TAREFAS A REALIZAR:
• A. Responda a estas perguntas sobre o texto acerca da invisibilidade:
(i) Como é definida a invisibilidade na primeira frase?
(ii) De que afirma ser feita quem narra?
(iii) Que azul diz ser quem narra?
• B. Prossiga o texto sobre a invisibilidade a partir da última frase apresentada.

TEXTO DADO:
__________
A INVISIBILIDADE
A invisibilidade é um dom.
Não sei se nasci ou se me tornei invisível. Não é que seja inexistente para o mundo, sou é uma fina camada, muito ténue, esbatida… transparente. Sou feita de contradição. A minha atuação na vida é intensa e arrebatadora, mas sem fogo de artifício. Sou totalmente consciente de toda a minha graça, beleza e ternura. Assim como conheço bem as minhas fraquezas e defeitos. Os meus erros e as minhas desgraças. Vivo empenhada em moldar as fraquezas em forças, corrigir os meus erros, trabalhar os meus defeitos e aceitar as minhas desgraças como parte da lição que devo levar para a vida.
Isto torna-me invisível.
Faz de mim a única protagonista da minha vida. Possibilita-me desfrutar da viagem, gozar de cada momento e, de forma pura e original, existir em plenitude. Sou o azul desmaiado no céu do outono. O vento a pairar de mansinho junto ao mar. A luz do entardecer. O aroma das flores aveludadas. Sou o rosto de todas as mulheres a meio do caminho. Permito-me ser imperfeita. O primeiro sinal de felicidade. Permito-me gostar de mim sem procurar, ansiosamente, corresponder às expectativas dos outros.
__________
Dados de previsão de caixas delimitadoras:
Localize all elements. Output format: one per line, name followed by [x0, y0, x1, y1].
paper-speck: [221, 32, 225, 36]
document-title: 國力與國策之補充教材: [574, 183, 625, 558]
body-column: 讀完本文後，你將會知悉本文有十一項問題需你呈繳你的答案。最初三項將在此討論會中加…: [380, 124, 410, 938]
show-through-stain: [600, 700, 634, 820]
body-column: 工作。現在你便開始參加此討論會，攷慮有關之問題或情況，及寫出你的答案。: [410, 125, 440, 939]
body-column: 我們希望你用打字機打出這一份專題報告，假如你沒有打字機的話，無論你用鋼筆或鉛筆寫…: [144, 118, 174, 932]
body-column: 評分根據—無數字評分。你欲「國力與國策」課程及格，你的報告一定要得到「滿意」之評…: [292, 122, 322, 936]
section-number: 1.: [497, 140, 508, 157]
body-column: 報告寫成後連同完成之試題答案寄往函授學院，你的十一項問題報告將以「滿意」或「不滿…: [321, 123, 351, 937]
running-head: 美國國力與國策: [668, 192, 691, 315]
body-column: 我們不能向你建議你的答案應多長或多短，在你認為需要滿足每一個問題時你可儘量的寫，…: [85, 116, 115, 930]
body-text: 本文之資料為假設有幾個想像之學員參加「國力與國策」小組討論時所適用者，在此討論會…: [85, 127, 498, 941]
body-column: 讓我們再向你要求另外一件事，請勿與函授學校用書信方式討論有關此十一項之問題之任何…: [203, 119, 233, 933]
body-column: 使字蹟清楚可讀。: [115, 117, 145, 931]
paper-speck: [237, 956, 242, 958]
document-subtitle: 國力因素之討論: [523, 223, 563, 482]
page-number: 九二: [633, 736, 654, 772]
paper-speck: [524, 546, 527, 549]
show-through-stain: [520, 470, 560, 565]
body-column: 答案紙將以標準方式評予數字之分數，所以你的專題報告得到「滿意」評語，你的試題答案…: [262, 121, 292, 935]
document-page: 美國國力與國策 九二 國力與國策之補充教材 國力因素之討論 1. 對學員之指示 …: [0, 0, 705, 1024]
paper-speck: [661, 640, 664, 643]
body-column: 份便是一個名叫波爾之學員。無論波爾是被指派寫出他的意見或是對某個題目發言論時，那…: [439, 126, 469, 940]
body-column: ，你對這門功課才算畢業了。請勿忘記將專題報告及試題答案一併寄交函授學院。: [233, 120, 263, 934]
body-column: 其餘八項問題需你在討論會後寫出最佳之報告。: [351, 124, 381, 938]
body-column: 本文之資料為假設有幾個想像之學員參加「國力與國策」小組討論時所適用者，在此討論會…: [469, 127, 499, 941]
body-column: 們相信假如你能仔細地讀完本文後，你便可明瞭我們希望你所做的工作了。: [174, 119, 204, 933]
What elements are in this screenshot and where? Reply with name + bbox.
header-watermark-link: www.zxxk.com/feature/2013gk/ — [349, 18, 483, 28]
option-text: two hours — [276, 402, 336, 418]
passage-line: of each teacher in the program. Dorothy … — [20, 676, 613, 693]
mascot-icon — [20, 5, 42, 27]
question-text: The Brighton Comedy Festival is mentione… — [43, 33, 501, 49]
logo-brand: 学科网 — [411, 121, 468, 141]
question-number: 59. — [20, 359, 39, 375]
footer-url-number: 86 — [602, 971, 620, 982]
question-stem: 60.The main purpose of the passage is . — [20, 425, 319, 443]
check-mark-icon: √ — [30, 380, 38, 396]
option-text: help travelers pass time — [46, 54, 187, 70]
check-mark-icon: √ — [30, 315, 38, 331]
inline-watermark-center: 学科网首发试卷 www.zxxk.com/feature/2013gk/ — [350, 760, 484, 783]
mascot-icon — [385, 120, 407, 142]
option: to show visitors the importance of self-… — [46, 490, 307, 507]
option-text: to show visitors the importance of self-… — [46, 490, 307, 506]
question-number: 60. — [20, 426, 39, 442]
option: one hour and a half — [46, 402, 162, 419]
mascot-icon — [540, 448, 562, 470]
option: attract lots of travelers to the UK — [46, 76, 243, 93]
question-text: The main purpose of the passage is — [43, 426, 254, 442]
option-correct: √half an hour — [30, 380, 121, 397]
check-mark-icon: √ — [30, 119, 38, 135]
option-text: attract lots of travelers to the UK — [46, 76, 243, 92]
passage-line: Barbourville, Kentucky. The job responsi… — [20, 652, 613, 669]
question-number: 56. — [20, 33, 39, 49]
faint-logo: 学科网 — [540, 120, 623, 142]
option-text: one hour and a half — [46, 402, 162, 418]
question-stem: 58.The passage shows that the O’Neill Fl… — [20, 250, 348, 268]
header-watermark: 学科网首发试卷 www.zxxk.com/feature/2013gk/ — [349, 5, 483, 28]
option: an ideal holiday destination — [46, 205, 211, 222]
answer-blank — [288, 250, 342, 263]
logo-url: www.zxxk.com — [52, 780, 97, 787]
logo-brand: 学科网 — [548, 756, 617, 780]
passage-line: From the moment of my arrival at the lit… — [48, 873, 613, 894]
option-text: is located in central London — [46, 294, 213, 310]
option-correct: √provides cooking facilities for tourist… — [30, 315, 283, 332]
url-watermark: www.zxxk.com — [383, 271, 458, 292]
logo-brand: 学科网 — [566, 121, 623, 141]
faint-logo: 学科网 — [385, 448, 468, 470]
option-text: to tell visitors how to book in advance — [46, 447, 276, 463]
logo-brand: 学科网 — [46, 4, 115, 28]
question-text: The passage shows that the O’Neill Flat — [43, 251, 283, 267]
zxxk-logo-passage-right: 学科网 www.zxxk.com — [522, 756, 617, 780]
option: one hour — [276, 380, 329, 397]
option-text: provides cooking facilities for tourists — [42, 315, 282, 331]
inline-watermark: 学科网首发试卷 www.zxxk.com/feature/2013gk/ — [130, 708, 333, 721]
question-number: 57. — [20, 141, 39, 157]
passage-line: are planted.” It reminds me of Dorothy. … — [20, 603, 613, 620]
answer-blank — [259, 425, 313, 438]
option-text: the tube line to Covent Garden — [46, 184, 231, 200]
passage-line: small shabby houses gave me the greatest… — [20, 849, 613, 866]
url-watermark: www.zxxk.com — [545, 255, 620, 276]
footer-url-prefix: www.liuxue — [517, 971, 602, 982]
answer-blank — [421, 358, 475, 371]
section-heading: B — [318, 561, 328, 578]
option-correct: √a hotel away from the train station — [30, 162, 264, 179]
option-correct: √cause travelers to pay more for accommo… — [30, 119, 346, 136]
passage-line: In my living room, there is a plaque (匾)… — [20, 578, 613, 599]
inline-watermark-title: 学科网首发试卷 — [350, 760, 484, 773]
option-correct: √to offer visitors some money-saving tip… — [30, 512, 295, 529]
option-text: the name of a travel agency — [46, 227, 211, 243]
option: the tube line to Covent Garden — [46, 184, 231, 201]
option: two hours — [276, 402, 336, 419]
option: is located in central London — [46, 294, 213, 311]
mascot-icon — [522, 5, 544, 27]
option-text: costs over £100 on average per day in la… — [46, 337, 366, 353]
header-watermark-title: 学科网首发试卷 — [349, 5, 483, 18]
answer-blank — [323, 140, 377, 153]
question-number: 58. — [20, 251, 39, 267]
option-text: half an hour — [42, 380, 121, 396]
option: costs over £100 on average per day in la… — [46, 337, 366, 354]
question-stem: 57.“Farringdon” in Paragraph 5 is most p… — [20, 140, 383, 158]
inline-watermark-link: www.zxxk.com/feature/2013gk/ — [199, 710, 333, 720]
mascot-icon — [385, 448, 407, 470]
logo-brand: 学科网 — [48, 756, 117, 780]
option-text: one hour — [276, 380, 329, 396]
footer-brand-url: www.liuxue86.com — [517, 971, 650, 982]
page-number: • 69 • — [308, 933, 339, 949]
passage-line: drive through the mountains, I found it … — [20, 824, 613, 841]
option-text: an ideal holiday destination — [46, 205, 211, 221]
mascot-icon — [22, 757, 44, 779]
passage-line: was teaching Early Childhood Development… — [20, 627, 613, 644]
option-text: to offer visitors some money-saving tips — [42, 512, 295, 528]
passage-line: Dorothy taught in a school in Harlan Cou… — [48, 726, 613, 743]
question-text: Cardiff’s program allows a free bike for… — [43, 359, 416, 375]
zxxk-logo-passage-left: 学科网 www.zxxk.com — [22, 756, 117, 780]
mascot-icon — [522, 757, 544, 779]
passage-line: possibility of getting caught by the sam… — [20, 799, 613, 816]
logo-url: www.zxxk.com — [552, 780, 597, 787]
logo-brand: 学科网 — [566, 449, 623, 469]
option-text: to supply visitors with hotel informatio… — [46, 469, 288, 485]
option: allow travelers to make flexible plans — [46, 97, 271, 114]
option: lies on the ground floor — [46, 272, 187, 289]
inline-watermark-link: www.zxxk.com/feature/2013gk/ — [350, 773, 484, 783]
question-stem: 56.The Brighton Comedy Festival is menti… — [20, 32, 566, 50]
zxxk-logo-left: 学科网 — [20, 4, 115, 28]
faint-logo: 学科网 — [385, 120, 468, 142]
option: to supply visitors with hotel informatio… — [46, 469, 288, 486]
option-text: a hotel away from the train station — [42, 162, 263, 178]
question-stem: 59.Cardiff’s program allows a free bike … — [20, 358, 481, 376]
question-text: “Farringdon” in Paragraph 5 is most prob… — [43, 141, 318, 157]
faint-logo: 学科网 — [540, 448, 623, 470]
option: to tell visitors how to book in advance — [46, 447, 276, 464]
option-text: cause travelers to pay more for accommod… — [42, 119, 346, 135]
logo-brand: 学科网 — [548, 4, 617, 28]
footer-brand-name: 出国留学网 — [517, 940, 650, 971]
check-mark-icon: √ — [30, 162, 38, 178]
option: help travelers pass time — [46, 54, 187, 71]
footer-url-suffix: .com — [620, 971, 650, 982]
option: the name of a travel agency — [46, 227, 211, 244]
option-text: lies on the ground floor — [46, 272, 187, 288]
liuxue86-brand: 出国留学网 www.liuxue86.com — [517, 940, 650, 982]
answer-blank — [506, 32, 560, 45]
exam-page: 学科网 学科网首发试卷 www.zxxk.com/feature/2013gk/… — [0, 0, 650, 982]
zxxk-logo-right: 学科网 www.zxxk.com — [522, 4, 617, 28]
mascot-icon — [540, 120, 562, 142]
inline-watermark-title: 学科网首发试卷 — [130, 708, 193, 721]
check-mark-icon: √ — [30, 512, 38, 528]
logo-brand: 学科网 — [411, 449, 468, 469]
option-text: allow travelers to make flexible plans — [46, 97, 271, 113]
__________
RESPOSTAS ESCRITAS:
• A.
(i) Como um dom.
(ii) De contradição.
(iii) O azul desmaiado no céu do outono.

• B.
A invisibilidade é um dom.
Quando procuro o meu reflexo, ouço a música flutuante da água que cai e embala os sonhos. Vejo o murmúrio, a solidão ambiente, o quieto movimento da vida a acontecer. E orgulho-me do caminho percorrido com serenidade. Não preciso de sedas, nem de pérolas. Nem do zumbido frenético que anuncia a minha chegada. Dispenso as atenções e os julgamentos a perscrutar cada vestígio do que sou e do que fui. Reconheço o valor sem aplausos, sem plateia a quem agradar. Não espero a recompensa, nem o despertar da glória.